** Begin Given records **

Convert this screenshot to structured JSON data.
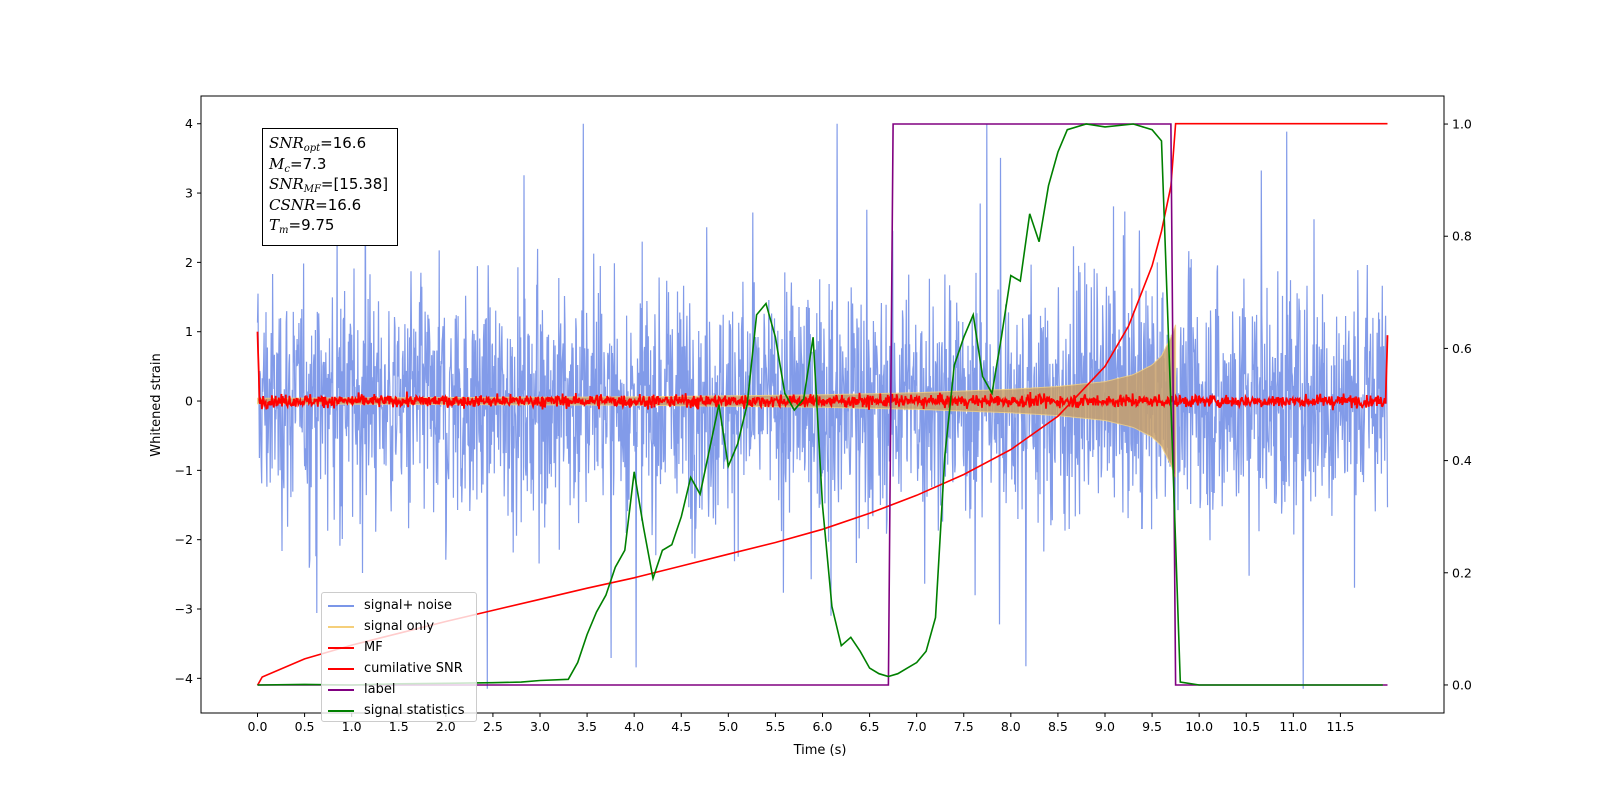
{
  "chart_data": {
    "type": "line",
    "xlabel": "Time (s)",
    "ylabel": "Whitened strain",
    "xlim": [
      -0.6,
      12.6
    ],
    "ylim": [
      -4.5,
      4.4
    ],
    "y2lim": [
      -0.05,
      1.05
    ],
    "xticks": [
      "0.0",
      "0.5",
      "1.0",
      "1.5",
      "2.0",
      "2.5",
      "3.0",
      "3.5",
      "4.0",
      "4.5",
      "5.0",
      "5.5",
      "6.0",
      "6.5",
      "7.0",
      "7.5",
      "8.0",
      "8.5",
      "9.0",
      "9.5",
      "10.0",
      "10.5",
      "11.0",
      "11.5"
    ],
    "yticks": [
      "4",
      "3",
      "2",
      "1",
      "0",
      "−1",
      "−2",
      "−3",
      "−4"
    ],
    "y2ticks": [
      "1.0",
      "0.8",
      "0.6",
      "0.4",
      "0.2",
      "0.0"
    ],
    "grid": false,
    "legend_position": "lower left",
    "stats_box": {
      "snr_opt": "=16.6",
      "mc": "=7.3",
      "snr_mf": "=[15.38]",
      "csnr": "=16.6",
      "tm": "=9.75"
    },
    "series": [
      {
        "name": "signal+ noise",
        "axis": "left",
        "color": "#7b96e8",
        "description_values": "noise band roughly ±2.5 with spikes to ±4, t from 0 to 12"
      },
      {
        "name": "signal only",
        "axis": "left",
        "color": "#f5cf7a",
        "amplitude": {
          "t": [
            0.0,
            4.0,
            6.0,
            7.0,
            8.0,
            8.5,
            9.0,
            9.3,
            9.5,
            9.6,
            9.7,
            9.75
          ],
          "a": [
            0.04,
            0.06,
            0.09,
            0.12,
            0.17,
            0.21,
            0.28,
            0.38,
            0.52,
            0.65,
            0.92,
            1.1
          ]
        }
      },
      {
        "name": "MF",
        "axis": "left",
        "color": "#ff0000",
        "description_values": "near 0 with small noise (±0.15), edges rise to 1.0 at t=0 and t=12"
      },
      {
        "name": "cumilative SNR",
        "axis": "left",
        "color": "#ff0000",
        "x": [
          0.0,
          0.05,
          0.5,
          1.0,
          1.5,
          2.0,
          2.5,
          3.0,
          3.5,
          4.0,
          4.5,
          5.0,
          5.5,
          6.0,
          6.5,
          7.0,
          7.5,
          8.0,
          8.5,
          9.0,
          9.25,
          9.5,
          9.6,
          9.7,
          9.75,
          12.0
        ],
        "y": [
          -4.1,
          -3.98,
          -3.72,
          -3.52,
          -3.35,
          -3.18,
          -3.02,
          -2.86,
          -2.7,
          -2.55,
          -2.38,
          -2.21,
          -2.04,
          -1.85,
          -1.62,
          -1.36,
          -1.06,
          -0.7,
          -0.22,
          0.5,
          1.08,
          1.95,
          2.45,
          3.1,
          4.0,
          4.0
        ]
      },
      {
        "name": "label",
        "axis": "right",
        "color": "#800080",
        "x": [
          0.0,
          6.7,
          6.75,
          9.7,
          9.75,
          12.0
        ],
        "y": [
          0,
          0,
          1,
          1,
          0,
          0
        ]
      },
      {
        "name": "signal statistics",
        "axis": "right",
        "color": "#008000",
        "x": [
          0.0,
          0.5,
          1.0,
          1.5,
          2.0,
          2.5,
          2.8,
          3.0,
          3.3,
          3.4,
          3.5,
          3.6,
          3.7,
          3.8,
          3.9,
          4.0,
          4.1,
          4.2,
          4.3,
          4.4,
          4.5,
          4.6,
          4.7,
          4.8,
          4.9,
          5.0,
          5.1,
          5.2,
          5.3,
          5.4,
          5.5,
          5.6,
          5.7,
          5.8,
          5.9,
          6.0,
          6.1,
          6.2,
          6.3,
          6.4,
          6.5,
          6.6,
          6.7,
          6.8,
          6.9,
          7.0,
          7.1,
          7.2,
          7.3,
          7.4,
          7.5,
          7.6,
          7.7,
          7.8,
          7.9,
          8.0,
          8.1,
          8.2,
          8.3,
          8.4,
          8.5,
          8.6,
          8.8,
          9.0,
          9.3,
          9.5,
          9.6,
          9.7,
          9.8,
          10.0,
          11.0,
          11.95
        ],
        "y": [
          0.0,
          0.001,
          0.0,
          0.002,
          0.003,
          0.004,
          0.005,
          0.008,
          0.01,
          0.04,
          0.09,
          0.13,
          0.16,
          0.21,
          0.24,
          0.38,
          0.28,
          0.19,
          0.24,
          0.25,
          0.3,
          0.37,
          0.34,
          0.42,
          0.5,
          0.39,
          0.43,
          0.5,
          0.66,
          0.68,
          0.62,
          0.52,
          0.49,
          0.51,
          0.62,
          0.32,
          0.14,
          0.07,
          0.085,
          0.06,
          0.03,
          0.02,
          0.015,
          0.02,
          0.03,
          0.04,
          0.06,
          0.12,
          0.41,
          0.57,
          0.62,
          0.66,
          0.55,
          0.52,
          0.62,
          0.73,
          0.72,
          0.84,
          0.79,
          0.89,
          0.95,
          0.99,
          1.0,
          0.995,
          1.0,
          0.99,
          0.97,
          0.5,
          0.005,
          0.0,
          0.0,
          0.0
        ]
      }
    ]
  }
}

** End Given records **

_What the task requires:_ Take every line that includes the string "with" and copy it.

_Task answer:_
        "description_values": "noise band roughly ±2.5 with spikes to ±4, t from 0 to 12"
        "description_values": "near 0 with small noise (±0.15), edges rise to 1.0 at t=0 and t=12"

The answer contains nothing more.